**Fragmento del texto:**
Estoy convencido de que los mucolíticos y los antibióticos producen en mi,
nada dado a los remedios alopáticos, efectos parecidos a los de las drogas
sicodélicas.
Cuando por teléfono me aclaran que no se hablará de Freud, sino de la
CRISIS, estoy a punto de preguntar
¿cómo se enteraron de que estaba pasando por una?
Antes de que pueda decirlo, mi interlocutor, un auténtico, definitivo
Salvador, me aclara que no se trata de ninguna CRISIS personal, sino de esa
otra menos individual, global, más socializada.
La misma que, temible y temida, ha perdido en poco tiempo su nombre
genérico, para convertirse en una presencia ambigua, fantasmal, eufemística:
“LA QUE NOS ESTÁ CAYENDO”.
Un accidente ajeno a nosotros, un tornado o un tsunami; la corroboración
fáctica de que merecemos algún castigo por habernos excedido en nuestras apetencias
y placeres.
De que a los años de holgada bienaventuranza siempre se suceden los de
castigo kármico.
Es la misma crisis que produce cierto placer morboso en algunos porteños,
que, experimentados supervivientes de varias crisis continuadas,
entre comprensivos, solidarios y satisfechos, suelen preguntar:
-¿Es verdad que en España las cosas están TAN mal?
Soy varias veces inmigrado; he pasado por dictaduras, golpes de estado, democracias
y seudo-democracias, transiciones, despidos y persecuciones varias. ¿Qué podría
contestarles?
Aquí y ahora, enfrentado nuevamente a la CRISIS, casi obligado a hablar de
ella, todavía con el alma en tránsito y los pies en el aire, recurro a palabras
ajenas, “wikipédicas”, para intentar definirla:
“Se llama Crisis a una coyuntura de cambios en cualquier aspecto de una
realidad organizada pero inestable, sujeta a evolución; especialmente, la crisis de una estructura.

[Registros de límites de elementos]
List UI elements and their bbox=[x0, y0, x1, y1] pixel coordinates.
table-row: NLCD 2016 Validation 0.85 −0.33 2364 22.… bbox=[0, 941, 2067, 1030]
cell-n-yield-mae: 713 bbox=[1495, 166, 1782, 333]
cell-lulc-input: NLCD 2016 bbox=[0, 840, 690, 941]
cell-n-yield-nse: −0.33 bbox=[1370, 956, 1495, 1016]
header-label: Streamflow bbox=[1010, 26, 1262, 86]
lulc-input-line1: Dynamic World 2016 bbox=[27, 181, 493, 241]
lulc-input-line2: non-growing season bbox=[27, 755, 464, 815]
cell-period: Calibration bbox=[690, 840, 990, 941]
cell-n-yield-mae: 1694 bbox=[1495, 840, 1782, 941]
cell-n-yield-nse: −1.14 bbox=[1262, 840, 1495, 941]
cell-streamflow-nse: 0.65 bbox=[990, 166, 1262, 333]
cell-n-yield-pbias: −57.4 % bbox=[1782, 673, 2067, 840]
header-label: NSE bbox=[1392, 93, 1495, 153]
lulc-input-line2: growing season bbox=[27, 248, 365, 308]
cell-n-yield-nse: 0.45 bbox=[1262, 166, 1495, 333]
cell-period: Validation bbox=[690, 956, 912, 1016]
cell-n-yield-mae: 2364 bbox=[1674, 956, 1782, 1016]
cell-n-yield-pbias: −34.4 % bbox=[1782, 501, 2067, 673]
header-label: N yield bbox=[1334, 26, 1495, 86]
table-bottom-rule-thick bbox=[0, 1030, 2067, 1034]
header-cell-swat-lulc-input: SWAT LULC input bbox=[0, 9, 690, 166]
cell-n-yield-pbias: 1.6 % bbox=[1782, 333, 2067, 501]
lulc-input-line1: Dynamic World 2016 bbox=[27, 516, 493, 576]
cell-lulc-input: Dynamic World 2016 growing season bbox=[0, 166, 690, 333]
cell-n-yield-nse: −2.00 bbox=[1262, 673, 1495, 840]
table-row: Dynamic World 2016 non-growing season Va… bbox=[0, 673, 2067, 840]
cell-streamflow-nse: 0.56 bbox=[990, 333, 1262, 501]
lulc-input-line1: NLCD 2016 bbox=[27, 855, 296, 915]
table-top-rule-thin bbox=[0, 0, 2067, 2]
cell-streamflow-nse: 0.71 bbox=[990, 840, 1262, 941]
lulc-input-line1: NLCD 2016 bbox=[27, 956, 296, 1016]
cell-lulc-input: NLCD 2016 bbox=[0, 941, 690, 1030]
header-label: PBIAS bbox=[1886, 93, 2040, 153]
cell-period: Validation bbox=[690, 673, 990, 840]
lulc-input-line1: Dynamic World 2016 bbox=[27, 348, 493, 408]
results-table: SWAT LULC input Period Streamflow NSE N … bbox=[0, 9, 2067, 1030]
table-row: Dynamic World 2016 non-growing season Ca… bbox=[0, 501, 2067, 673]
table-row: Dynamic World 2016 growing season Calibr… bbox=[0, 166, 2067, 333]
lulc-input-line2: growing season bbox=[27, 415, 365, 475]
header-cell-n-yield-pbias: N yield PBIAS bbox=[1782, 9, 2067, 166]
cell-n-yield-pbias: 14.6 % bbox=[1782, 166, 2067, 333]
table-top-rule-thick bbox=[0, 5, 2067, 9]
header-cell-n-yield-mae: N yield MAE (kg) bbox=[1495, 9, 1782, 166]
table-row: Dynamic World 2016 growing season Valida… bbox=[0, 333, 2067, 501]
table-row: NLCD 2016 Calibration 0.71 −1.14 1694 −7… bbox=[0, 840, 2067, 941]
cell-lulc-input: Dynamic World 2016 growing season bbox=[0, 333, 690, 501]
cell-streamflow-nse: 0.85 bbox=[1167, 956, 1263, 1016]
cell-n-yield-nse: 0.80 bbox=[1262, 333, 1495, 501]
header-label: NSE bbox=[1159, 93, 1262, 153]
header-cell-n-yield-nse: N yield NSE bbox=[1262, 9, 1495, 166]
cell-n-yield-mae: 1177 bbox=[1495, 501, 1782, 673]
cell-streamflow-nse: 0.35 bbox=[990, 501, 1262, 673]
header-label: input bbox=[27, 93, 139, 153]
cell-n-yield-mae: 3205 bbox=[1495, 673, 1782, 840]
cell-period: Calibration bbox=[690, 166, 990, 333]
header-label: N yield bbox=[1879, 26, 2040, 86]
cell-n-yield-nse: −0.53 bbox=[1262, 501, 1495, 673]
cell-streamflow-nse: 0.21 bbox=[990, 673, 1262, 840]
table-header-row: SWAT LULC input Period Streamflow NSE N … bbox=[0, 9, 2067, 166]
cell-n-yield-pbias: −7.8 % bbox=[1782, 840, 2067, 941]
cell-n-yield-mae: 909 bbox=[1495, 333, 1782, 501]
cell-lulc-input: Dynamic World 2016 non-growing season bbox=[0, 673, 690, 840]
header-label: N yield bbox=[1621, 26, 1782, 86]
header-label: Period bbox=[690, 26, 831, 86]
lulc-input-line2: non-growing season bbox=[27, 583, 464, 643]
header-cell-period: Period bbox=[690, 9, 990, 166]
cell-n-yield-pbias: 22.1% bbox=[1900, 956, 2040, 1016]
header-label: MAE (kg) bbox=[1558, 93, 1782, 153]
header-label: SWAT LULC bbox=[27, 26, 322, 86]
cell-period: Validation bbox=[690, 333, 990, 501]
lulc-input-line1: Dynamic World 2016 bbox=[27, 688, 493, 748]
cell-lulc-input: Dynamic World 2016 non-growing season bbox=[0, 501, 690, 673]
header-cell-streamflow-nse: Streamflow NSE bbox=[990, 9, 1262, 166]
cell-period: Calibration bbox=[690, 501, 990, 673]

**Indicación:** ¿Puedes reescribir el fragmento sobre la crisis desde la frase que contiene "La misma que, temible" hasta terminar tras "castigo kármico.", cambiando "tornado" por "huracán"? Los registros son un material aparte del fragmento.

**Respuesta a continuación:**
La misma que, temible y temida, ha perdido en poco tiempo su nombre
genérico, para convertirse en una presencia ambigua, fantasmal, eufemística:
“LA QUE NOS ESTÁ CAYENDO”.
Un accidente ajeno a nosotros, un huracán o un tsunami; la corroboración
fáctica de que merecemos algún castigo por habernos excedido en nuestras apetencias
y placeres.
De que a los años de holgada bienaventuranza siempre se suceden los de
castigo kármico.